* PROBLEM TO SOLVE
Extract every line that contains the string "security".

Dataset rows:
--- --- ---

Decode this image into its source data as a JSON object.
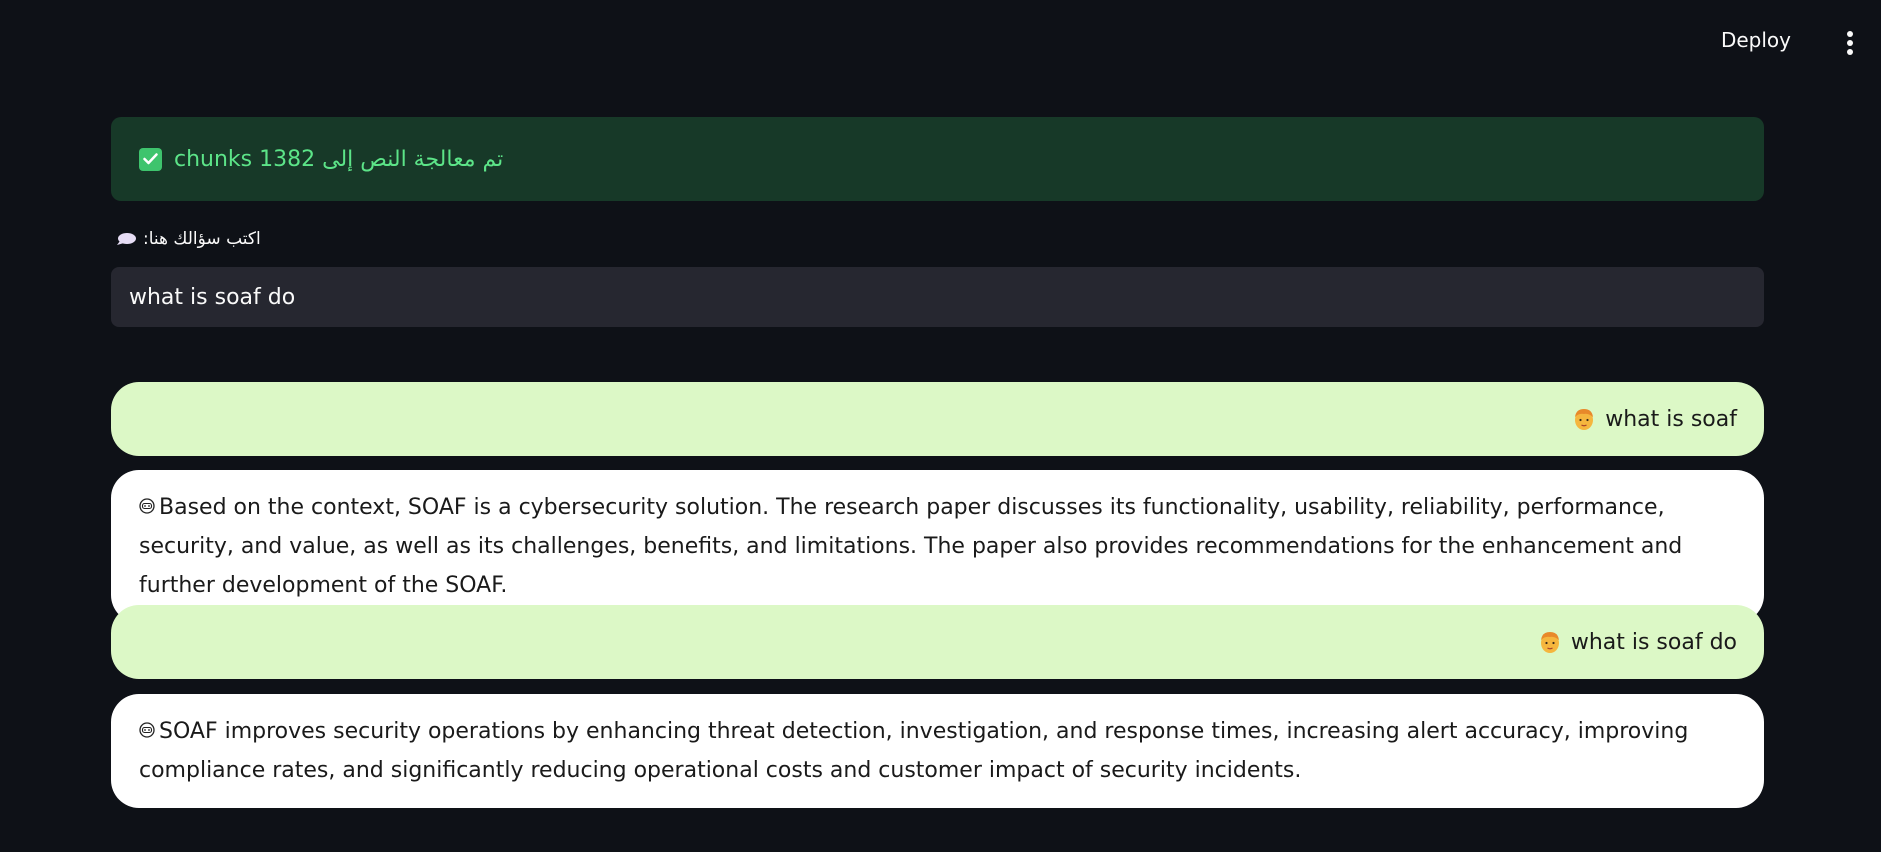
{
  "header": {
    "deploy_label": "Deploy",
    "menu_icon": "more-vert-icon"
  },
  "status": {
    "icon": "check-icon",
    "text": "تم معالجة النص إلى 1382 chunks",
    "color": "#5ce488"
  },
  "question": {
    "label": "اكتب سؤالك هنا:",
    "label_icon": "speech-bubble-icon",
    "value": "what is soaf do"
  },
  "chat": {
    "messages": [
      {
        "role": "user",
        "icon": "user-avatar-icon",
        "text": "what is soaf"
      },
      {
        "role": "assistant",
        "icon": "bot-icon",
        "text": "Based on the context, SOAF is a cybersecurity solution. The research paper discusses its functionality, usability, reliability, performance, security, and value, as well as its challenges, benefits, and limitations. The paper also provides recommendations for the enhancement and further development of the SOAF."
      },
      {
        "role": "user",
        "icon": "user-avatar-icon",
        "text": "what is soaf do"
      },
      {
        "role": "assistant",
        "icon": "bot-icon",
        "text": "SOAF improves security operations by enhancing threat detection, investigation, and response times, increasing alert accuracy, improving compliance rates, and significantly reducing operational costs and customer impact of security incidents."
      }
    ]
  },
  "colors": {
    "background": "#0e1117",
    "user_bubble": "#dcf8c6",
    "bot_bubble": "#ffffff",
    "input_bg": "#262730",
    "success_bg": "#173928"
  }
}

--- --- ---

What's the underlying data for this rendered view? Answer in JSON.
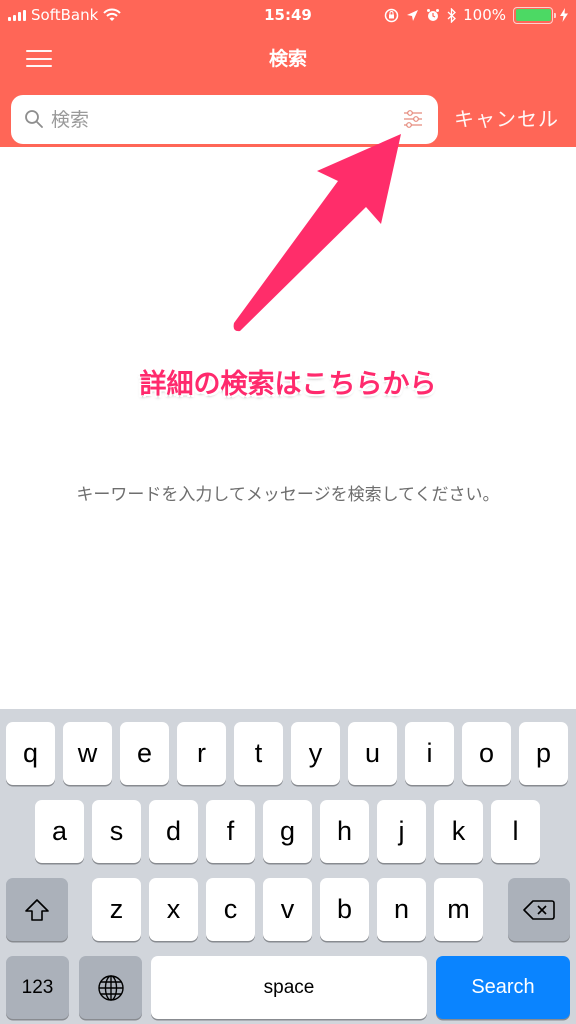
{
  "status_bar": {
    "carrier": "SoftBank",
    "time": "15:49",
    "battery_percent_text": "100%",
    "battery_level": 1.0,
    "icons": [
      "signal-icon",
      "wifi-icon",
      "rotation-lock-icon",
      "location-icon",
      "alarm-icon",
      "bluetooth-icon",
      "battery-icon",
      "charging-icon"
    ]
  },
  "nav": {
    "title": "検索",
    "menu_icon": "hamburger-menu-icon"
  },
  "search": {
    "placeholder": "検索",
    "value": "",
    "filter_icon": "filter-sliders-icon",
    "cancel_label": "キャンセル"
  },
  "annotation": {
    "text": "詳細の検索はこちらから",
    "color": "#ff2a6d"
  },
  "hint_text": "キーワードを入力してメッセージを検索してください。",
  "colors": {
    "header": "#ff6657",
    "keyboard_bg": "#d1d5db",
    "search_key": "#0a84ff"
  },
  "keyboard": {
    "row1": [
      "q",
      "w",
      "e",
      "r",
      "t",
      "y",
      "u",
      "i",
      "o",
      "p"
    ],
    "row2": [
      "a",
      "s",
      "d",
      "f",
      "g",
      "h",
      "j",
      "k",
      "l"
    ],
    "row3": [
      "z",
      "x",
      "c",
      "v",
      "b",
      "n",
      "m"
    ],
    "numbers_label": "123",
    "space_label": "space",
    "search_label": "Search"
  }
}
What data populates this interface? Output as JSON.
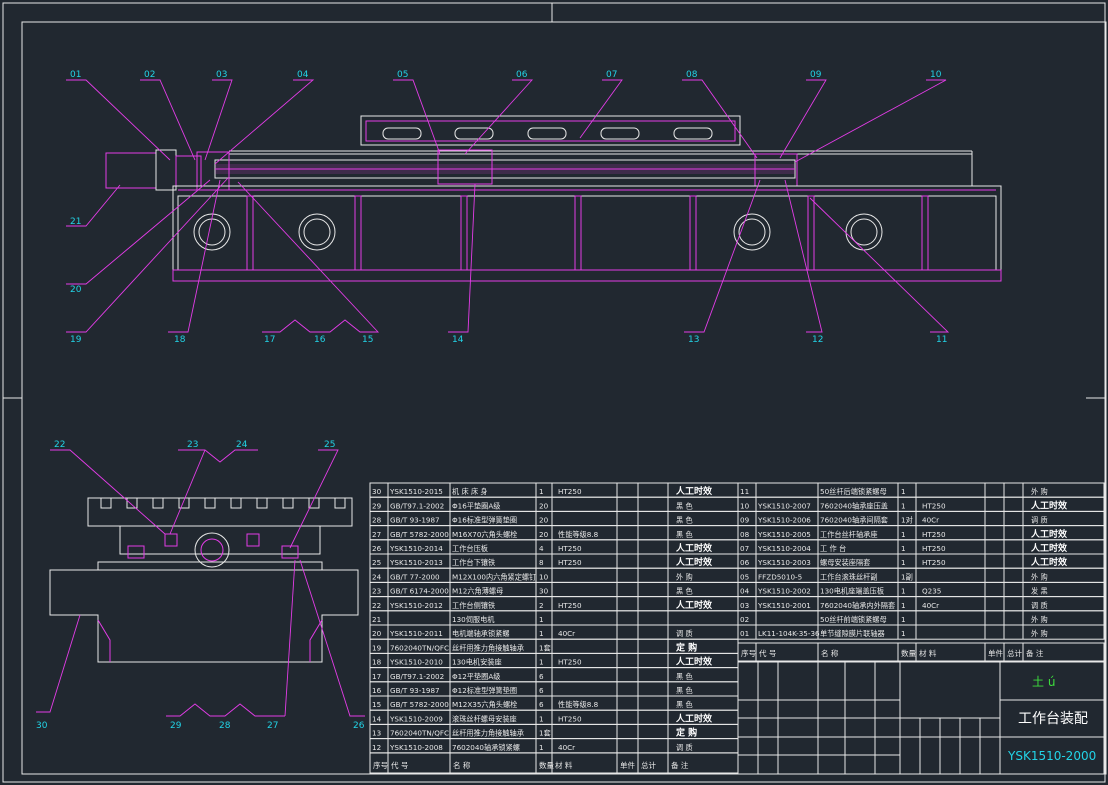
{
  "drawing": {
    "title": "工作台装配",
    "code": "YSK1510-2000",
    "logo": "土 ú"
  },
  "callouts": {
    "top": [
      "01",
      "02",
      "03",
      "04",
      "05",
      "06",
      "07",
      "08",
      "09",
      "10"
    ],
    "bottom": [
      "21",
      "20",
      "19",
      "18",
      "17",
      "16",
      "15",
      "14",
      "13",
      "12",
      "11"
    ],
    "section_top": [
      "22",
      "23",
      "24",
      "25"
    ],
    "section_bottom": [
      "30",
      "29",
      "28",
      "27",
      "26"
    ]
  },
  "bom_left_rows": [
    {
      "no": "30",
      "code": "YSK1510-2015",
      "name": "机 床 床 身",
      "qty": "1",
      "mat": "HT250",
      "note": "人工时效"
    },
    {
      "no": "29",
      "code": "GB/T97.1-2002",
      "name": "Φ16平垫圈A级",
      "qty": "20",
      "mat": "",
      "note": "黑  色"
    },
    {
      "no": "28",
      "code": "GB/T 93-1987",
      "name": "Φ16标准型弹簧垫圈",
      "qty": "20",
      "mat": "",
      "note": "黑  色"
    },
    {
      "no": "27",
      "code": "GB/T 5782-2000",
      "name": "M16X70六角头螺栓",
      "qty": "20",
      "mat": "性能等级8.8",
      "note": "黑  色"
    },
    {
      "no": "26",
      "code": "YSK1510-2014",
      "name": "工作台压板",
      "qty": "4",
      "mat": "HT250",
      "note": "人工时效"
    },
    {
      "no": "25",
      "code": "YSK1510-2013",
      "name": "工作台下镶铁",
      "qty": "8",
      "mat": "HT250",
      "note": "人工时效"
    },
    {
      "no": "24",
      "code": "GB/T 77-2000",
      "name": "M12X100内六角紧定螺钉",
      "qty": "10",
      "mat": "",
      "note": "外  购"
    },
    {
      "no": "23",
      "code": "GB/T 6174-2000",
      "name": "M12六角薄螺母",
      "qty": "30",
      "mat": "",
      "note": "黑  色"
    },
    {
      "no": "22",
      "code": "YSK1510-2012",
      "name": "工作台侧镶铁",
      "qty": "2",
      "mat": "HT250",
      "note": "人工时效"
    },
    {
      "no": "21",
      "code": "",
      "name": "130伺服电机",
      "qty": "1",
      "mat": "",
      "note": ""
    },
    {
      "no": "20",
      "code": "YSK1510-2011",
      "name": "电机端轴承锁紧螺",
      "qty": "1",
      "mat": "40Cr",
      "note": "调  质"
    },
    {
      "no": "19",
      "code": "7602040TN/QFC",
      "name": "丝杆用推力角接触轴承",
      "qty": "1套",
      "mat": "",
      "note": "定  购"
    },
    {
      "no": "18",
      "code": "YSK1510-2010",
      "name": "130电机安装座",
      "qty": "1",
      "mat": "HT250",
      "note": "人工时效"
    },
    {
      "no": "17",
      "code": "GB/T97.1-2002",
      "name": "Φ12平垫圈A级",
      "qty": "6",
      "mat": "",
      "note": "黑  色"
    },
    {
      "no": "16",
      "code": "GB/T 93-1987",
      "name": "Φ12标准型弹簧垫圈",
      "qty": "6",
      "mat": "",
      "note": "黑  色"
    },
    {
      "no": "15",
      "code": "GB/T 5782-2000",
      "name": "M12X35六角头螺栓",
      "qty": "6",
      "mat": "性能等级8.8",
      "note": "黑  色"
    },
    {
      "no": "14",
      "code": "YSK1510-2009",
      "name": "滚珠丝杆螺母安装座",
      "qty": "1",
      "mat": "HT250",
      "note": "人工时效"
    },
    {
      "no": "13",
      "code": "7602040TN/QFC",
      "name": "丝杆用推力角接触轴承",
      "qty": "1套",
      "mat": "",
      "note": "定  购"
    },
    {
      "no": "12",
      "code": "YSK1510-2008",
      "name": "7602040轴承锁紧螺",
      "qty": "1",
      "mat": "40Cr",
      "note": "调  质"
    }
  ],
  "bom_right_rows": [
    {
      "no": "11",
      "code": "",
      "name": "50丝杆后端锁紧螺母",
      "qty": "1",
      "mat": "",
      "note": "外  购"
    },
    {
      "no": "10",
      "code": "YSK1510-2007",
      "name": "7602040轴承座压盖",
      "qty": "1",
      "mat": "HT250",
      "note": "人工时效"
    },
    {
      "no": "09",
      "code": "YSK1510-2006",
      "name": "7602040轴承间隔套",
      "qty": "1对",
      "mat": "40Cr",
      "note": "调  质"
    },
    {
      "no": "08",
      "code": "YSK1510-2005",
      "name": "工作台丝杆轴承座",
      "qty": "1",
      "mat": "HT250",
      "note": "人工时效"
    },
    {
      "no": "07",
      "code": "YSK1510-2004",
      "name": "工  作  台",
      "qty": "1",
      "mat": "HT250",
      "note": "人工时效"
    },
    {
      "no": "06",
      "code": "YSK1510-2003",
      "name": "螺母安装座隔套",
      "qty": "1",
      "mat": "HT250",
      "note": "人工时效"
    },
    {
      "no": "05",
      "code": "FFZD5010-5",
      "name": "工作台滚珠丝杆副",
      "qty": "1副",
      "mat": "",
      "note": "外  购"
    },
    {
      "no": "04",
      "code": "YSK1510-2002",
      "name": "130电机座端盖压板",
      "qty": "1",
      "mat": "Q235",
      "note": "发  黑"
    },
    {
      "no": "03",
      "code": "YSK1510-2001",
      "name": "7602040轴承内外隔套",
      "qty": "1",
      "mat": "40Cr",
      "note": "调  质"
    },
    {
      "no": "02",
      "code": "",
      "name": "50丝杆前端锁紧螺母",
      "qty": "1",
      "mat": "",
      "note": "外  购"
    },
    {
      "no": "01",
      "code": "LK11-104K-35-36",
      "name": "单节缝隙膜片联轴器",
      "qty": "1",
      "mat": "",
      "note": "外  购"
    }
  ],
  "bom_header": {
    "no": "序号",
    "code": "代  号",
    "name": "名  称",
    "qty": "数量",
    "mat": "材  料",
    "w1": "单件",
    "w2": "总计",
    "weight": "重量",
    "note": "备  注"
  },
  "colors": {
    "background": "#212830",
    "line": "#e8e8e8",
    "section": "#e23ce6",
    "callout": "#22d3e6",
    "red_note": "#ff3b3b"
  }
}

--- --- ---

* RESULT
        "text": "Based on the context, SOAF is a cybersecurity solution. The research paper discusses its functionality, usability, reliability, performance, security, and value, as well as its challenges, benefits, and limitations. The paper also provides recommendations for the enhancement and further development of the SOAF."
        "text": "SOAF improves security operations by enhancing threat detection, investigation, and response times, increasing alert accuracy, improving compliance rates, and significantly reducing operational costs and customer impact of security incidents."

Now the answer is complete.